Data rows
****
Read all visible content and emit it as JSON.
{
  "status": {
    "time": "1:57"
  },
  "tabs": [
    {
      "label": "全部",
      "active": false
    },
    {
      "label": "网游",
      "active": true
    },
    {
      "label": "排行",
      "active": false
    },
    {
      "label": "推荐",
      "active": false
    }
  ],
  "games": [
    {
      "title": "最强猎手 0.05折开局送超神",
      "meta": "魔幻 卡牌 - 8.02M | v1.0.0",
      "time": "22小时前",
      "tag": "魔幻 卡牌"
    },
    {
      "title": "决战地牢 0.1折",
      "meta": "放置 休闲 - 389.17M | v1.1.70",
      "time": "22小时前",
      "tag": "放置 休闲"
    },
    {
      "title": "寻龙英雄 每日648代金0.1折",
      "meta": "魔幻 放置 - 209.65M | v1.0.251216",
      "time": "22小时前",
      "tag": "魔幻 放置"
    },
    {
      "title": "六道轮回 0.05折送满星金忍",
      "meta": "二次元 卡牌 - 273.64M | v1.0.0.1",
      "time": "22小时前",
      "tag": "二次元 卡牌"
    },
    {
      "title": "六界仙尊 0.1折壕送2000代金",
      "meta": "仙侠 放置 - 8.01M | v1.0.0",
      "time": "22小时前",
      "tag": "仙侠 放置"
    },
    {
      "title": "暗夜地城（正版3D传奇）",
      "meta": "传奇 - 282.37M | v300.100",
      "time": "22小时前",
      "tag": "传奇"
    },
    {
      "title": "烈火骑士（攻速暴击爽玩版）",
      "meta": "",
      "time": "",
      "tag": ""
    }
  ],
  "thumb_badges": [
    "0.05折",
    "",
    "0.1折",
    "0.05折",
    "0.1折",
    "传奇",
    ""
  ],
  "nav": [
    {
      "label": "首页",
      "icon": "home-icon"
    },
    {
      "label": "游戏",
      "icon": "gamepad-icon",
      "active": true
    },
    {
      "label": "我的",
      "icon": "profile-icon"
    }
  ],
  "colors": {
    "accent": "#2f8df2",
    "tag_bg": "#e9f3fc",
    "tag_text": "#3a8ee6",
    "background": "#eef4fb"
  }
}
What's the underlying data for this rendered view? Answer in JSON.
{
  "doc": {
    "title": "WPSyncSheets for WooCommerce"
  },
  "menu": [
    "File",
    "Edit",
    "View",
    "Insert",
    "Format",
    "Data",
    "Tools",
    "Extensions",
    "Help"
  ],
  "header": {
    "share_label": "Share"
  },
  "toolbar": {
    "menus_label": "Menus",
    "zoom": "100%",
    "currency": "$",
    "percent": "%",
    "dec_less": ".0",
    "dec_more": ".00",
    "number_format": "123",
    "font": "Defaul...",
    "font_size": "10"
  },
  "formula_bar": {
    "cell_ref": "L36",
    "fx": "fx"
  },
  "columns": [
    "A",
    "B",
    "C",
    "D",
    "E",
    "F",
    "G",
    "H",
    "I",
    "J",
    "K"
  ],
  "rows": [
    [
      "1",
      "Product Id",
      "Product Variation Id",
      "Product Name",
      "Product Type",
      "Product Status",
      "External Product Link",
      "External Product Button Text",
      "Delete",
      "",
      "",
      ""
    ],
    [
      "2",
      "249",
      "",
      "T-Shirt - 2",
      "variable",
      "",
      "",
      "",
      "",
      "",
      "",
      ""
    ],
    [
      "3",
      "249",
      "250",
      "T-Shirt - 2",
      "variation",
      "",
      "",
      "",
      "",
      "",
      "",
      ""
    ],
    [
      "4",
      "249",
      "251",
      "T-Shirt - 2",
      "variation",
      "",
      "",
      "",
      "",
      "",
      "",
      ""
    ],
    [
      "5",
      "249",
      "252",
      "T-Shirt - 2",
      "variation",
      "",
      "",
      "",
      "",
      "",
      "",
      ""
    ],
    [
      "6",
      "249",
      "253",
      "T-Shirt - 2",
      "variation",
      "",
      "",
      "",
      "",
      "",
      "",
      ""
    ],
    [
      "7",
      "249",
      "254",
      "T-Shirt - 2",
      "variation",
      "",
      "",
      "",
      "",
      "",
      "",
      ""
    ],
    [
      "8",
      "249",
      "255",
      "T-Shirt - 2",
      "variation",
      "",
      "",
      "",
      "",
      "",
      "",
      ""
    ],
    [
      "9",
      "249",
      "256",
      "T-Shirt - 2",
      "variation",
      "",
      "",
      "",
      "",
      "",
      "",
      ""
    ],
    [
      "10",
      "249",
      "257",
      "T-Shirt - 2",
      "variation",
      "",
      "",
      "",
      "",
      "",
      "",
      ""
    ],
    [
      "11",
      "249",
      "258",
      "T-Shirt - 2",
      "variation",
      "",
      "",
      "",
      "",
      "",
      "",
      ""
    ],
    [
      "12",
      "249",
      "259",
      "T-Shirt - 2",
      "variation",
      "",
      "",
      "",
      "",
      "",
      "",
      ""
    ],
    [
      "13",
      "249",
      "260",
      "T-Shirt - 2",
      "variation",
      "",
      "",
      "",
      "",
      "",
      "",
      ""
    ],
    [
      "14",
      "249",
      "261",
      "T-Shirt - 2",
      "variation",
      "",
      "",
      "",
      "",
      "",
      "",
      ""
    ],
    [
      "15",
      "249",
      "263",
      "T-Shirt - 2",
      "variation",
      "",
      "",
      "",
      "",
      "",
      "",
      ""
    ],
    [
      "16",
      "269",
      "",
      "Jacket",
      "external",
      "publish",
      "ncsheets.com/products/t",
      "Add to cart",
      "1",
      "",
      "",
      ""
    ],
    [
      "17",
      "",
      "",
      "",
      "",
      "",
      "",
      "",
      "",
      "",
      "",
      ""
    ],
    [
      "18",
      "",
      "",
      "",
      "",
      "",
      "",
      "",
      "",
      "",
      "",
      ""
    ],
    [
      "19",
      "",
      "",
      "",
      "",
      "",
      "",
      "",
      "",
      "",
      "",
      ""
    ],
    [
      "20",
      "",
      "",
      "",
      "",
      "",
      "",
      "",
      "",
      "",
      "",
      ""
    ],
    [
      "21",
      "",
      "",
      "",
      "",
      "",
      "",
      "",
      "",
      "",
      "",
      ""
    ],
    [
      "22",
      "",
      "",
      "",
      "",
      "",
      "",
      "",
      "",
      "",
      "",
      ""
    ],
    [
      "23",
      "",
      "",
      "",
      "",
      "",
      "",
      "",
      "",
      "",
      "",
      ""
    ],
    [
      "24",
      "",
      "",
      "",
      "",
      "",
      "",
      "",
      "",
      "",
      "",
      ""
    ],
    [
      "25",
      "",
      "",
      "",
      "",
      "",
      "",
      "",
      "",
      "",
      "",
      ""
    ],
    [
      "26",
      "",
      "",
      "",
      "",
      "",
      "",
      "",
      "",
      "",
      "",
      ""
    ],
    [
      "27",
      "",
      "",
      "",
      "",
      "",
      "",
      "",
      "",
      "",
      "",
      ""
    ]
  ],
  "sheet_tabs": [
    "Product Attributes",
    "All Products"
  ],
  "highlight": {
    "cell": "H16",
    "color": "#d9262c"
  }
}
****
Goal
Repeat the entries exactly, all of them.

Solution for this exercise
Read all visible content and emit it as JSON.
{
  "status": {
    "time": "1:57"
  },
  "tabs": [
    {
      "label": "全部",
      "active": false
    },
    {
      "label": "网游",
      "active": true
    },
    {
      "label": "排行",
      "active": false
    },
    {
      "label": "推荐",
      "active": false
    }
  ],
  "games": [
    {
      "title": "最强猎手 0.05折开局送超神",
      "meta": "魔幻 卡牌 - 8.02M | v1.0.0",
      "time": "22小时前",
      "tag": "魔幻 卡牌"
    },
    {
      "title": "决战地牢 0.1折",
      "meta": "放置 休闲 - 389.17M | v1.1.70",
      "time": "22小时前",
      "tag": "放置 休闲"
    },
    {
      "title": "寻龙英雄 每日648代金0.1折",
      "meta": "魔幻 放置 - 209.65M | v1.0.251216",
      "time": "22小时前",
      "tag": "魔幻 放置"
    },
    {
      "title": "六道轮回 0.05折送满星金忍",
      "meta": "二次元 卡牌 - 273.64M | v1.0.0.1",
      "time": "22小时前",
      "tag": "二次元 卡牌"
    },
    {
      "title": "六界仙尊 0.1折壕送2000代金",
      "meta": "仙侠 放置 - 8.01M | v1.0.0",
      "time": "22小时前",
      "tag": "仙侠 放置"
    },
    {
      "title": "暗夜地城（正版3D传奇）",
      "meta": "传奇 - 282.37M | v300.100",
      "time": "22小时前",
      "tag": "传奇"
    },
    {
      "title": "烈火骑士（攻速暴击爽玩版）",
      "meta": "",
      "time": "",
      "tag": ""
    }
  ],
  "thumb_badges": [
    "0.05折",
    "",
    "0.1折",
    "0.05折",
    "0.1折",
    "传奇",
    ""
  ],
  "nav": [
    {
      "label": "首页",
      "icon": "home-icon"
    },
    {
      "label": "游戏",
      "icon": "gamepad-icon",
      "active": true
    },
    {
      "label": "我的",
      "icon": "profile-icon"
    }
  ],
  "colors": {
    "accent": "#2f8df2",
    "tag_bg": "#e9f3fc",
    "tag_text": "#3a8ee6",
    "background": "#eef4fb"
  }
}
What's the underlying data for this rendered view? Answer in JSON.
{
  "doc": {
    "title": "WPSyncSheets for WooCommerce"
  },
  "menu": [
    "File",
    "Edit",
    "View",
    "Insert",
    "Format",
    "Data",
    "Tools",
    "Extensions",
    "Help"
  ],
  "header": {
    "share_label": "Share"
  },
  "toolbar": {
    "menus_label": "Menus",
    "zoom": "100%",
    "currency": "$",
    "percent": "%",
    "dec_less": ".0",
    "dec_more": ".00",
    "number_format": "123",
    "font": "Defaul...",
    "font_size": "10"
  },
  "formula_bar": {
    "cell_ref": "L36",
    "fx": "fx"
  },
  "columns": [
    "A",
    "B",
    "C",
    "D",
    "E",
    "F",
    "G",
    "H",
    "I",
    "J",
    "K"
  ],
  "rows": [
    [
      "1",
      "Product Id",
      "Product Variation Id",
      "Product Name",
      "Product Type",
      "Product Status",
      "External Product Link",
      "External Product Button Text",
      "Delete",
      "",
      "",
      ""
    ],
    [
      "2",
      "249",
      "",
      "T-Shirt - 2",
      "variable",
      "",
      "",
      "",
      "",
      "",
      "",
      ""
    ],
    [
      "3",
      "249",
      "250",
      "T-Shirt - 2",
      "variation",
      "",
      "",
      "",
      "",
      "",
      "",
      ""
    ],
    [
      "4",
      "249",
      "251",
      "T-Shirt - 2",
      "variation",
      "",
      "",
      "",
      "",
      "",
      "",
      ""
    ],
    [
      "5",
      "249",
      "252",
      "T-Shirt - 2",
      "variation",
      "",
      "",
      "",
      "",
      "",
      "",
      ""
    ],
    [
      "6",
      "249",
      "253",
      "T-Shirt - 2",
      "variation",
      "",
      "",
      "",
      "",
      "",
      "",
      ""
    ],
    [
      "7",
      "249",
      "254",
      "T-Shirt - 2",
      "variation",
      "",
      "",
      "",
      "",
      "",
      "",
      ""
    ],
    [
      "8",
      "249",
      "255",
      "T-Shirt - 2",
      "variation",
      "",
      "",
      "",
      "",
      "",
      "",
      ""
    ],
    [
      "9",
      "249",
      "256",
      "T-Shirt - 2",
      "variation",
      "",
      "",
      "",
      "",
      "",
      "",
      ""
    ],
    [
      "10",
      "249",
      "257",
      "T-Shirt - 2",
      "variation",
      "",
      "",
      "",
      "",
      "",
      "",
      ""
    ],
    [
      "11",
      "249",
      "258",
      "T-Shirt - 2",
      "variation",
      "",
      "",
      "",
      "",
      "",
      "",
      ""
    ],
    [
      "12",
      "249",
      "259",
      "T-Shirt - 2",
      "variation",
      "",
      "",
      "",
      "",
      "",
      "",
      ""
    ],
    [
      "13",
      "249",
      "260",
      "T-Shirt - 2",
      "variation",
      "",
      "",
      "",
      "",
      "",
      "",
      ""
    ],
    [
      "14",
      "249",
      "261",
      "T-Shirt - 2",
      "variation",
      "",
      "",
      "",
      "",
      "",
      "",
      ""
    ],
    [
      "15",
      "249",
      "263",
      "T-Shirt - 2",
      "variation",
      "",
      "",
      "",
      "",
      "",
      "",
      ""
    ],
    [
      "16",
      "269",
      "",
      "Jacket",
      "external",
      "publish",
      "ncsheets.com/products/t",
      "Add to cart",
      "1",
      "",
      "",
      ""
    ],
    [
      "17",
      "",
      "",
      "",
      "",
      "",
      "",
      "",
      "",
      "",
      "",
      ""
    ],
    [
      "18",
      "",
      "",
      "",
      "",
      "",
      "",
      "",
      "",
      "",
      "",
      ""
    ],
    [
      "19",
      "",
      "",
      "",
      "",
      "",
      "",
      "",
      "",
      "",
      "",
      ""
    ],
    [
      "20",
      "",
      "",
      "",
      "",
      "",
      "",
      "",
      "",
      "",
      "",
      ""
    ],
    [
      "21",
      "",
      "",
      "",
      "",
      "",
      "",
      "",
      "",
      "",
      "",
      ""
    ],
    [
      "22",
      "",
      "",
      "",
      "",
      "",
      "",
      "",
      "",
      "",
      "",
      ""
    ],
    [
      "23",
      "",
      "",
      "",
      "",
      "",
      "",
      "",
      "",
      "",
      "",
      ""
    ],
    [
      "24",
      "",
      "",
      "",
      "",
      "",
      "",
      "",
      "",
      "",
      "",
      ""
    ],
    [
      "25",
      "",
      "",
      "",
      "",
      "",
      "",
      "",
      "",
      "",
      "",
      ""
    ],
    [
      "26",
      "",
      "",
      "",
      "",
      "",
      "",
      "",
      "",
      "",
      "",
      ""
    ],
    [
      "27",
      "",
      "",
      "",
      "",
      "",
      "",
      "",
      "",
      "",
      "",
      ""
    ]
  ],
  "sheet_tabs": [
    "Product Attributes",
    "All Products"
  ],
  "highlight": {
    "cell": "H16",
    "color": "#d9262c"
  }
}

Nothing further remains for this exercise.